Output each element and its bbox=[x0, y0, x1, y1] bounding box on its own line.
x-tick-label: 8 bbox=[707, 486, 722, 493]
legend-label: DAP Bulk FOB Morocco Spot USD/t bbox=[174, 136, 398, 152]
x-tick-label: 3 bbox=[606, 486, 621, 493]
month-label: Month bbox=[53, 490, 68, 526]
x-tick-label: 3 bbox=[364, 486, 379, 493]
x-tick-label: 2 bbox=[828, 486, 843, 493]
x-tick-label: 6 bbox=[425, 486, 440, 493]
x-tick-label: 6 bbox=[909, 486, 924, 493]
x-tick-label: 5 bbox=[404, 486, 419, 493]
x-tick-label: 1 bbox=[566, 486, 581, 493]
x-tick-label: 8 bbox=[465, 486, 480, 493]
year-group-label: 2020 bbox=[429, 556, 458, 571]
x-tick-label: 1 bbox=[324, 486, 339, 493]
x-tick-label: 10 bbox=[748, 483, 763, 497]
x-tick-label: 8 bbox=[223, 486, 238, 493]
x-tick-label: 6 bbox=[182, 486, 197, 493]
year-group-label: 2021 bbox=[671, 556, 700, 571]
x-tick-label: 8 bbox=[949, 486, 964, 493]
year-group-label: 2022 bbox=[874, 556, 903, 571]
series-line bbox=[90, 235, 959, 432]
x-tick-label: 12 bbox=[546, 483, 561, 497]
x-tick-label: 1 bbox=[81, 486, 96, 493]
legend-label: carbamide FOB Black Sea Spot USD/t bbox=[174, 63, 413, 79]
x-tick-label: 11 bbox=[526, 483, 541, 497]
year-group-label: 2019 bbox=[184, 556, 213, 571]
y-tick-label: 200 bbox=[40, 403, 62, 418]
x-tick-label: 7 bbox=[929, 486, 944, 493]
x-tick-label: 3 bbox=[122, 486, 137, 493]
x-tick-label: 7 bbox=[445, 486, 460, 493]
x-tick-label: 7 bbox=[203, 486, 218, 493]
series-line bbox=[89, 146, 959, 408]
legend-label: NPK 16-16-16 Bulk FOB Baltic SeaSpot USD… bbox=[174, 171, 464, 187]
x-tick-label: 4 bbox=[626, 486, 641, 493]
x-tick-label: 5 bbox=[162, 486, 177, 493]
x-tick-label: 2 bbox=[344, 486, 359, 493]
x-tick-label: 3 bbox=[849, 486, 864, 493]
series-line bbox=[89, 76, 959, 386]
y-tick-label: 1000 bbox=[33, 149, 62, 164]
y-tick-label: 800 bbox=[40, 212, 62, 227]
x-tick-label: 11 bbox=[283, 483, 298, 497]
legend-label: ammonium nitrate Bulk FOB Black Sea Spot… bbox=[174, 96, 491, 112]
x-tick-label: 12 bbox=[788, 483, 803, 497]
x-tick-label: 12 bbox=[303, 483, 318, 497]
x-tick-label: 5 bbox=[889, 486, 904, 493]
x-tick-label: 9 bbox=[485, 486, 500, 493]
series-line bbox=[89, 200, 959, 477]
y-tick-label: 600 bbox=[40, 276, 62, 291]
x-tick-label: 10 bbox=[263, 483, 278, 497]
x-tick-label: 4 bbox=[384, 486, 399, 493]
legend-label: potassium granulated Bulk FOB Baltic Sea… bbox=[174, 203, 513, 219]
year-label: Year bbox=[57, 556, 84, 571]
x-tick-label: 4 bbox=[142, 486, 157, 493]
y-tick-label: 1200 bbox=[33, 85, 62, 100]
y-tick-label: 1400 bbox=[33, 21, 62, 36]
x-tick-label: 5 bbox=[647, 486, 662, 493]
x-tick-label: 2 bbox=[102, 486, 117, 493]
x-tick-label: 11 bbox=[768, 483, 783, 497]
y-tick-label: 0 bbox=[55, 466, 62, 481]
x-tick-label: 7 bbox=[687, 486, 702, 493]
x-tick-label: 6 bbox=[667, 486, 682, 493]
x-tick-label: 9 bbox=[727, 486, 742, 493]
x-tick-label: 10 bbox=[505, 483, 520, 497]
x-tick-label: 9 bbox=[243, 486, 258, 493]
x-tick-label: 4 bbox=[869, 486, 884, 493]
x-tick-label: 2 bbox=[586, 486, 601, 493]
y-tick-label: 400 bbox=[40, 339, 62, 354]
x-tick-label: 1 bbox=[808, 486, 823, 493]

__________

→ **Task to carry out**
Put every line of the records above into a Markdown table with two columns, Row and Line. Number each row in order, and leave out any blank lines.

→ **Output of the task**
| Row | Line |
|---|---|
| 1 | Output each element and its bbox=[x0, y0, x1, y1] bounding box on its own line. |
| 2 | x-tick-label: 8 bbox=[707, 486, 722, 493] |
| 3 | legend-label: DAP Bulk FOB Morocco Spot USD/t bbox=[174, 136, 398, 152] |
| 4 | x-tick-label: 3 bbox=[606, 486, 621, 493] |
| 5 | month-label: Month bbox=[53, 490, 68, 526] |
| 6 | x-tick-label: 3 bbox=[364, 486, 379, 493] |
| 7 | x-tick-label: 2 bbox=[828, 486, 843, 493] |
| 8 | x-tick-label: 6 bbox=[425, 486, 440, 493] |
| 9 | x-tick-label: 6 bbox=[909, 486, 924, 493] |
| 10 | x-tick-label: 5 bbox=[404, 486, 419, 493] |
| 11 | x-tick-label: 1 bbox=[566, 486, 581, 493] |
| 12 | x-tick-label: 8 bbox=[465, 486, 480, 493] |
| 13 | year-group-label: 2020 bbox=[429, 556, 458, 571] |
| 14 | x-tick-label: 1 bbox=[324, 486, 339, 493] |
| 15 | x-tick-label: 10 bbox=[748, 483, 763, 497] |
| 16 | x-tick-label: 8 bbox=[223, 486, 238, 493] |
| 17 | x-tick-label: 6 bbox=[182, 486, 197, 493] |
| 18 | year-group-label: 2021 bbox=[671, 556, 700, 571] |
| 19 | x-tick-label: 8 bbox=[949, 486, 964, 493] |
| 20 | year-group-label: 2022 bbox=[874, 556, 903, 571] |
| 21 | series-line bbox=[90, 235, 959, 432] |
| 22 | x-tick-label: 12 bbox=[546, 483, 561, 497] |
| 23 | x-tick-label: 1 bbox=[81, 486, 96, 493] |
| 24 | legend-label: carbamide FOB Black Sea Spot USD/t bbox=[174, 63, 413, 79] |
| 25 | x-tick-label: 11 bbox=[526, 483, 541, 497] |
| 26 | year-group-label: 2019 bbox=[184, 556, 213, 571] |
| 27 | y-tick-label: 200 bbox=[40, 403, 62, 418] |
| 28 | x-tick-label: 7 bbox=[929, 486, 944, 493] |
| 29 | x-tick-label: 3 bbox=[122, 486, 137, 493] |
| 30 | x-tick-label: 7 bbox=[445, 486, 460, 493] |
| 31 | x-tick-label: 7 bbox=[203, 486, 218, 493] |
| 32 | series-line bbox=[89, 146, 959, 408] |
| 33 | legend-label: NPK 16-16-16 Bulk FOB Baltic SeaSpot USD… bbox=[174, 171, 464, 187] |
| 34 | x-tick-label: 4 bbox=[626, 486, 641, 493] |
| 35 | x-tick-label: 5 bbox=[162, 486, 177, 493] |
| 36 | x-tick-label: 2 bbox=[344, 486, 359, 493] |
| 37 | x-tick-label: 3 bbox=[849, 486, 864, 493] |
| 38 | series-line bbox=[89, 76, 959, 386] |
| 39 | y-tick-label: 1000 bbox=[33, 149, 62, 164] |
| 40 | y-tick-label: 800 bbox=[40, 212, 62, 227] |
| 41 | x-tick-label: 11 bbox=[283, 483, 298, 497] |
| 42 | legend-label: ammonium nitrate Bulk FOB Black Sea Spot… bbox=[174, 96, 491, 112] |
| 43 | x-tick-label: 12 bbox=[788, 483, 803, 497] |
| 44 | x-tick-label: 12 bbox=[303, 483, 318, 497] |
| 45 | x-tick-label: 5 bbox=[889, 486, 904, 493] |
| 46 | x-tick-label: 9 bbox=[485, 486, 500, 493] |
| 47 | series-line bbox=[89, 200, 959, 477] |
| 48 | y-tick-label: 600 bbox=[40, 276, 62, 291] |
| 49 | x-tick-label: 10 bbox=[263, 483, 278, 497] |
| 50 | x-tick-label: 4 bbox=[384, 486, 399, 493] |
| 51 | legend-label: potassium granulated Bulk FOB Baltic Sea… bbox=[174, 203, 513, 219] |
| 52 | year-label: Year bbox=[57, 556, 84, 571] |
| 53 | x-tick-label: 4 bbox=[142, 486, 157, 493] |
| 54 | y-tick-label: 1200 bbox=[33, 85, 62, 100] |
| 55 | y-tick-label: 1400 bbox=[33, 21, 62, 36] |
| 56 | x-tick-label: 5 bbox=[647, 486, 662, 493] |
| 57 | x-tick-label: 2 bbox=[102, 486, 117, 493] |
| 58 | x-tick-label: 11 bbox=[768, 483, 783, 497] |
| 59 | y-tick-label: 0 bbox=[55, 466, 62, 481] |
| 60 | x-tick-label: 7 bbox=[687, 486, 702, 493] |
| 61 | x-tick-label: 6 bbox=[667, 486, 682, 493] |
| 62 | x-tick-label: 9 bbox=[727, 486, 742, 493] |
| 63 | x-tick-label: 10 bbox=[505, 483, 520, 497] |
| 64 | x-tick-label: 9 bbox=[243, 486, 258, 493] |
| 65 | x-tick-label: 4 bbox=[869, 486, 884, 493] |
| 66 | x-tick-label: 2 bbox=[586, 486, 601, 493] |
| 67 | y-tick-label: 400 bbox=[40, 339, 62, 354] |
| 68 | x-tick-label: 1 bbox=[808, 486, 823, 493] |